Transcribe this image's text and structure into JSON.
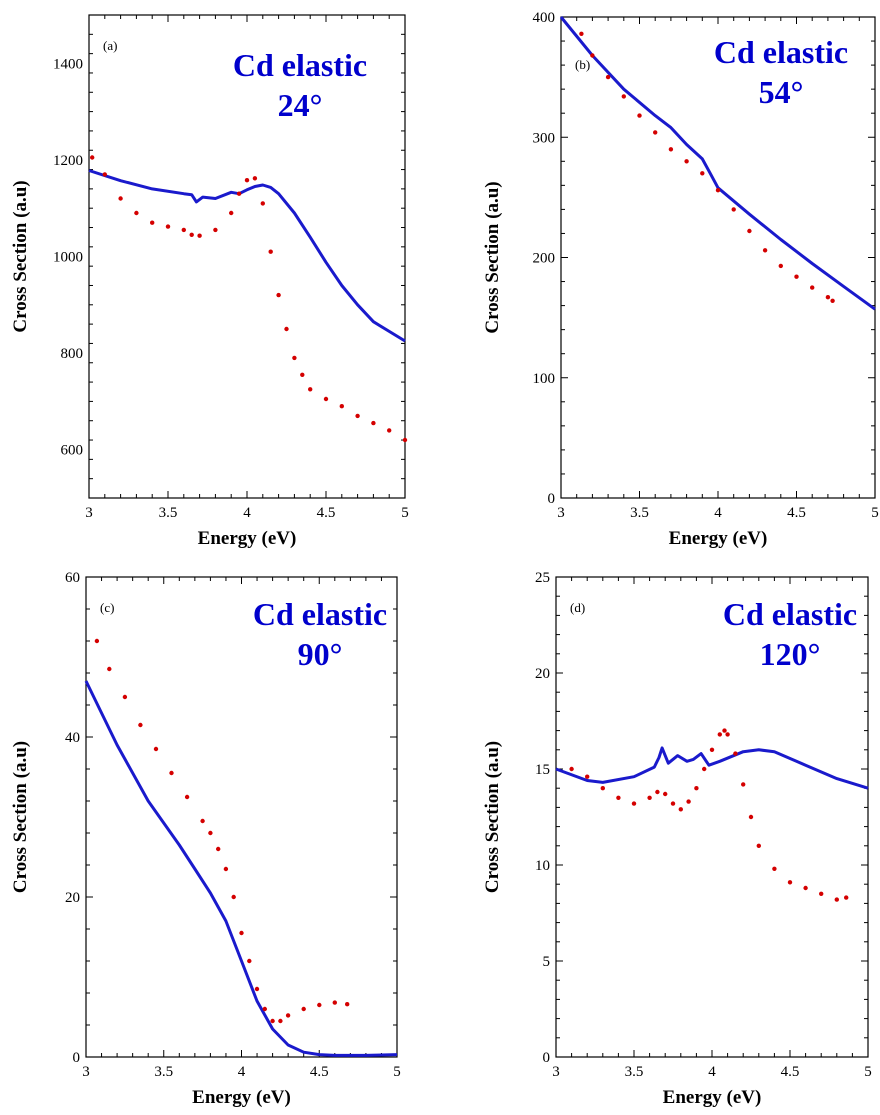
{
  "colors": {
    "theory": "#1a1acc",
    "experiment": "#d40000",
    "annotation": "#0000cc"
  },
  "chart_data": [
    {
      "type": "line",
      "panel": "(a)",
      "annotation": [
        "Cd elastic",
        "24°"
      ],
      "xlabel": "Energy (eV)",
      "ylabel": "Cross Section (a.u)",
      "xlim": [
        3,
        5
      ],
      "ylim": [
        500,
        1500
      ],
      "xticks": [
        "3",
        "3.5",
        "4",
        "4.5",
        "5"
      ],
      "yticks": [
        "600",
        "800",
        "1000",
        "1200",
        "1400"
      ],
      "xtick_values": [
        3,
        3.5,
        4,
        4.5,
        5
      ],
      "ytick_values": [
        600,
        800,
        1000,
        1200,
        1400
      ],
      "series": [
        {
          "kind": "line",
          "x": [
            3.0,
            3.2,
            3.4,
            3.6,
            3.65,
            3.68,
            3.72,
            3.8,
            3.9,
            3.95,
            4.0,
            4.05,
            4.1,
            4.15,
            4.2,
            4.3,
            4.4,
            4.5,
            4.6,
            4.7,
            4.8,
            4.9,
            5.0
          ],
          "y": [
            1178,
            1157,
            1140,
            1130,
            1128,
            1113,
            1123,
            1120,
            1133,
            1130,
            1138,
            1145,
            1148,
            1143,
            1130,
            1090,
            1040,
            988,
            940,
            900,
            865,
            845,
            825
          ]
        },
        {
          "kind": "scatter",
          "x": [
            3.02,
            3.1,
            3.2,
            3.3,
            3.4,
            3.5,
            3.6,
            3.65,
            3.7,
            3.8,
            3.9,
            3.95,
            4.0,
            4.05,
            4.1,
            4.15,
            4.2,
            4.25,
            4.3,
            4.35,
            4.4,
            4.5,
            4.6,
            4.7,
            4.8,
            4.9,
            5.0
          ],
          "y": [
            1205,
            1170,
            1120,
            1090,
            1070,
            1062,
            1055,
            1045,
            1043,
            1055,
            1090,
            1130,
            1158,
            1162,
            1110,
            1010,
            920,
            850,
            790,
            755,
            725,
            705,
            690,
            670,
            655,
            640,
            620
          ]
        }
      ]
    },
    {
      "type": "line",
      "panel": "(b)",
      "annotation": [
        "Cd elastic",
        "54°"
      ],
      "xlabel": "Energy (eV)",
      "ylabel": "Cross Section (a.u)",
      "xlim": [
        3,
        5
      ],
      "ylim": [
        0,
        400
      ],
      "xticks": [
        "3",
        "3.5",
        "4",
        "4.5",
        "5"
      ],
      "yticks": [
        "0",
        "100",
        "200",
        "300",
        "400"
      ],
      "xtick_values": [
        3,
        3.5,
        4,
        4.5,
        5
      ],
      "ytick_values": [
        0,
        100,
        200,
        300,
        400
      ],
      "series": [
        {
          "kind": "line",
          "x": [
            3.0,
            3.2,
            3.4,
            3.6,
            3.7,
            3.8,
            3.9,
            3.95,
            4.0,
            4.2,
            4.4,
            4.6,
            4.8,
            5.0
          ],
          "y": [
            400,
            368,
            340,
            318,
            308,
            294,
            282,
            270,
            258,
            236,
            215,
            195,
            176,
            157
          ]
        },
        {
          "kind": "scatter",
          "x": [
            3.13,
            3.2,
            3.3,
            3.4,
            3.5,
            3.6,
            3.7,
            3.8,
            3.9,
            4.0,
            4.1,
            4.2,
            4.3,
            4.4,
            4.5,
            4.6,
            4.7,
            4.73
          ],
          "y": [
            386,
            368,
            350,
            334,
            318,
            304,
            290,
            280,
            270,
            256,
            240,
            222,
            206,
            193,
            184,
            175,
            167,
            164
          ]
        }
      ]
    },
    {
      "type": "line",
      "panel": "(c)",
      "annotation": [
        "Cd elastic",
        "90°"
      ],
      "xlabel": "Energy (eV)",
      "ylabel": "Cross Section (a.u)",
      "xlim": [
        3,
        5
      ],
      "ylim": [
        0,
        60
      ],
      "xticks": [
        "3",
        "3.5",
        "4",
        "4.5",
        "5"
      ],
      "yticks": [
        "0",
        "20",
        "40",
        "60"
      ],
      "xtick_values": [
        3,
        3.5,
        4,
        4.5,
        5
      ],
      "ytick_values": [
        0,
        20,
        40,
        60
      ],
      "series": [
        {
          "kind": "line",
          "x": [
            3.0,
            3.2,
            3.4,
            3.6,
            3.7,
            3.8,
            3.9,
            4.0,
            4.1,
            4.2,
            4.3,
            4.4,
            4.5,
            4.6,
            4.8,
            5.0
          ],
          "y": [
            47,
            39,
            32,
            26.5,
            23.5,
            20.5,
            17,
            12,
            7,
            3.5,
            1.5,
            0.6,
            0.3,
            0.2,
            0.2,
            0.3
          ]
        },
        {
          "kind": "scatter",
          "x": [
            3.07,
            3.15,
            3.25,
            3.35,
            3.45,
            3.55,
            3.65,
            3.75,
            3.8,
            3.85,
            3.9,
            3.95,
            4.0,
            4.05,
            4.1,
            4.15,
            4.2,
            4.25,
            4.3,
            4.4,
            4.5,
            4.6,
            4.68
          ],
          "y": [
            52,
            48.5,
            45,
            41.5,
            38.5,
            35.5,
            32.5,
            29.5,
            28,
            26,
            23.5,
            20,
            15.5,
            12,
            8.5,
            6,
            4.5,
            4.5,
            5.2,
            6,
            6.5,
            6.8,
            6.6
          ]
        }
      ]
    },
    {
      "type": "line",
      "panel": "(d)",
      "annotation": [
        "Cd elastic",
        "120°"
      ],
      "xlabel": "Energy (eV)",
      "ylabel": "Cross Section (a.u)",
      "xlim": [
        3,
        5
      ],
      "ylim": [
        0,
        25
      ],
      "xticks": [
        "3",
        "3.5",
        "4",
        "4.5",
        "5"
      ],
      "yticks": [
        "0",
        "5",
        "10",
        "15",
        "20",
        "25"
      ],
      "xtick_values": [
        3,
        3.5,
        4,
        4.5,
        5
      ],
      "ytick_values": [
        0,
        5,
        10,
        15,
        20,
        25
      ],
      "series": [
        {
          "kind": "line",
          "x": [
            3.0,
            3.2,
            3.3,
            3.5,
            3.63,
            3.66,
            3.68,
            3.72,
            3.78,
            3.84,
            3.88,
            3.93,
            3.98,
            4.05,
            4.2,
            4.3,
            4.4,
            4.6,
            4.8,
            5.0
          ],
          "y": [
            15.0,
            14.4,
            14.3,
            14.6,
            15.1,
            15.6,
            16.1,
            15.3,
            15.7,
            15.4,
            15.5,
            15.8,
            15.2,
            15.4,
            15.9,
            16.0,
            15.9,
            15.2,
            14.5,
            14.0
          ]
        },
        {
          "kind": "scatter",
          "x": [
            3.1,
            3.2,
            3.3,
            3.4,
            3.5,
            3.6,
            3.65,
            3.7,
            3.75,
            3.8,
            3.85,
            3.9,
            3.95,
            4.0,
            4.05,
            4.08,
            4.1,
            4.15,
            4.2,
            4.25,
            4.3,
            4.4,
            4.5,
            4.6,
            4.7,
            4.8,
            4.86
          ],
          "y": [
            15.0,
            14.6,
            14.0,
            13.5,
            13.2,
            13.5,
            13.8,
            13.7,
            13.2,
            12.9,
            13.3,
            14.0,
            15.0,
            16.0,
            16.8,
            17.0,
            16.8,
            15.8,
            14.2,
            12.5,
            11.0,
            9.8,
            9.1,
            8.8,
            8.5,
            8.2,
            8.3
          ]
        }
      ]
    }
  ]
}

+++++

Pictures are excluded; copy every other part of the records exactly.

Transcribe this image's text and structure into JSON.
{
  "colors": {
    "theory": "#1a1acc",
    "experiment": "#d40000",
    "annotation": "#0000cc"
  },
  "chart_data": [
    {
      "type": "line",
      "panel": "(a)",
      "annotation": [
        "Cd elastic",
        "24°"
      ],
      "xlabel": "Energy (eV)",
      "ylabel": "Cross Section (a.u)",
      "xlim": [
        3,
        5
      ],
      "ylim": [
        500,
        1500
      ],
      "xticks": [
        "3",
        "3.5",
        "4",
        "4.5",
        "5"
      ],
      "yticks": [
        "600",
        "800",
        "1000",
        "1200",
        "1400"
      ],
      "xtick_values": [
        3,
        3.5,
        4,
        4.5,
        5
      ],
      "ytick_values": [
        600,
        800,
        1000,
        1200,
        1400
      ],
      "series": [
        {
          "kind": "line",
          "x": [
            3.0,
            3.2,
            3.4,
            3.6,
            3.65,
            3.68,
            3.72,
            3.8,
            3.9,
            3.95,
            4.0,
            4.05,
            4.1,
            4.15,
            4.2,
            4.3,
            4.4,
            4.5,
            4.6,
            4.7,
            4.8,
            4.9,
            5.0
          ],
          "y": [
            1178,
            1157,
            1140,
            1130,
            1128,
            1113,
            1123,
            1120,
            1133,
            1130,
            1138,
            1145,
            1148,
            1143,
            1130,
            1090,
            1040,
            988,
            940,
            900,
            865,
            845,
            825
          ]
        },
        {
          "kind": "scatter",
          "x": [
            3.02,
            3.1,
            3.2,
            3.3,
            3.4,
            3.5,
            3.6,
            3.65,
            3.7,
            3.8,
            3.9,
            3.95,
            4.0,
            4.05,
            4.1,
            4.15,
            4.2,
            4.25,
            4.3,
            4.35,
            4.4,
            4.5,
            4.6,
            4.7,
            4.8,
            4.9,
            5.0
          ],
          "y": [
            1205,
            1170,
            1120,
            1090,
            1070,
            1062,
            1055,
            1045,
            1043,
            1055,
            1090,
            1130,
            1158,
            1162,
            1110,
            1010,
            920,
            850,
            790,
            755,
            725,
            705,
            690,
            670,
            655,
            640,
            620
          ]
        }
      ]
    },
    {
      "type": "line",
      "panel": "(b)",
      "annotation": [
        "Cd elastic",
        "54°"
      ],
      "xlabel": "Energy (eV)",
      "ylabel": "Cross Section (a.u)",
      "xlim": [
        3,
        5
      ],
      "ylim": [
        0,
        400
      ],
      "xticks": [
        "3",
        "3.5",
        "4",
        "4.5",
        "5"
      ],
      "yticks": [
        "0",
        "100",
        "200",
        "300",
        "400"
      ],
      "xtick_values": [
        3,
        3.5,
        4,
        4.5,
        5
      ],
      "ytick_values": [
        0,
        100,
        200,
        300,
        400
      ],
      "series": [
        {
          "kind": "line",
          "x": [
            3.0,
            3.2,
            3.4,
            3.6,
            3.7,
            3.8,
            3.9,
            3.95,
            4.0,
            4.2,
            4.4,
            4.6,
            4.8,
            5.0
          ],
          "y": [
            400,
            368,
            340,
            318,
            308,
            294,
            282,
            270,
            258,
            236,
            215,
            195,
            176,
            157
          ]
        },
        {
          "kind": "scatter",
          "x": [
            3.13,
            3.2,
            3.3,
            3.4,
            3.5,
            3.6,
            3.7,
            3.8,
            3.9,
            4.0,
            4.1,
            4.2,
            4.3,
            4.4,
            4.5,
            4.6,
            4.7,
            4.73
          ],
          "y": [
            386,
            368,
            350,
            334,
            318,
            304,
            290,
            280,
            270,
            256,
            240,
            222,
            206,
            193,
            184,
            175,
            167,
            164
          ]
        }
      ]
    },
    {
      "type": "line",
      "panel": "(c)",
      "annotation": [
        "Cd elastic",
        "90°"
      ],
      "xlabel": "Energy (eV)",
      "ylabel": "Cross Section (a.u)",
      "xlim": [
        3,
        5
      ],
      "ylim": [
        0,
        60
      ],
      "xticks": [
        "3",
        "3.5",
        "4",
        "4.5",
        "5"
      ],
      "yticks": [
        "0",
        "20",
        "40",
        "60"
      ],
      "xtick_values": [
        3,
        3.5,
        4,
        4.5,
        5
      ],
      "ytick_values": [
        0,
        20,
        40,
        60
      ],
      "series": [
        {
          "kind": "line",
          "x": [
            3.0,
            3.2,
            3.4,
            3.6,
            3.7,
            3.8,
            3.9,
            4.0,
            4.1,
            4.2,
            4.3,
            4.4,
            4.5,
            4.6,
            4.8,
            5.0
          ],
          "y": [
            47,
            39,
            32,
            26.5,
            23.5,
            20.5,
            17,
            12,
            7,
            3.5,
            1.5,
            0.6,
            0.3,
            0.2,
            0.2,
            0.3
          ]
        },
        {
          "kind": "scatter",
          "x": [
            3.07,
            3.15,
            3.25,
            3.35,
            3.45,
            3.55,
            3.65,
            3.75,
            3.8,
            3.85,
            3.9,
            3.95,
            4.0,
            4.05,
            4.1,
            4.15,
            4.2,
            4.25,
            4.3,
            4.4,
            4.5,
            4.6,
            4.68
          ],
          "y": [
            52,
            48.5,
            45,
            41.5,
            38.5,
            35.5,
            32.5,
            29.5,
            28,
            26,
            23.5,
            20,
            15.5,
            12,
            8.5,
            6,
            4.5,
            4.5,
            5.2,
            6,
            6.5,
            6.8,
            6.6
          ]
        }
      ]
    },
    {
      "type": "line",
      "panel": "(d)",
      "annotation": [
        "Cd elastic",
        "120°"
      ],
      "xlabel": "Energy (eV)",
      "ylabel": "Cross Section (a.u)",
      "xlim": [
        3,
        5
      ],
      "ylim": [
        0,
        25
      ],
      "xticks": [
        "3",
        "3.5",
        "4",
        "4.5",
        "5"
      ],
      "yticks": [
        "0",
        "5",
        "10",
        "15",
        "20",
        "25"
      ],
      "xtick_values": [
        3,
        3.5,
        4,
        4.5,
        5
      ],
      "ytick_values": [
        0,
        5,
        10,
        15,
        20,
        25
      ],
      "series": [
        {
          "kind": "line",
          "x": [
            3.0,
            3.2,
            3.3,
            3.5,
            3.63,
            3.66,
            3.68,
            3.72,
            3.78,
            3.84,
            3.88,
            3.93,
            3.98,
            4.05,
            4.2,
            4.3,
            4.4,
            4.6,
            4.8,
            5.0
          ],
          "y": [
            15.0,
            14.4,
            14.3,
            14.6,
            15.1,
            15.6,
            16.1,
            15.3,
            15.7,
            15.4,
            15.5,
            15.8,
            15.2,
            15.4,
            15.9,
            16.0,
            15.9,
            15.2,
            14.5,
            14.0
          ]
        },
        {
          "kind": "scatter",
          "x": [
            3.1,
            3.2,
            3.3,
            3.4,
            3.5,
            3.6,
            3.65,
            3.7,
            3.75,
            3.8,
            3.85,
            3.9,
            3.95,
            4.0,
            4.05,
            4.08,
            4.1,
            4.15,
            4.2,
            4.25,
            4.3,
            4.4,
            4.5,
            4.6,
            4.7,
            4.8,
            4.86
          ],
          "y": [
            15.0,
            14.6,
            14.0,
            13.5,
            13.2,
            13.5,
            13.8,
            13.7,
            13.2,
            12.9,
            13.3,
            14.0,
            15.0,
            16.0,
            16.8,
            17.0,
            16.8,
            15.8,
            14.2,
            12.5,
            11.0,
            9.8,
            9.1,
            8.8,
            8.5,
            8.2,
            8.3
          ]
        }
      ]
    }
  ]
}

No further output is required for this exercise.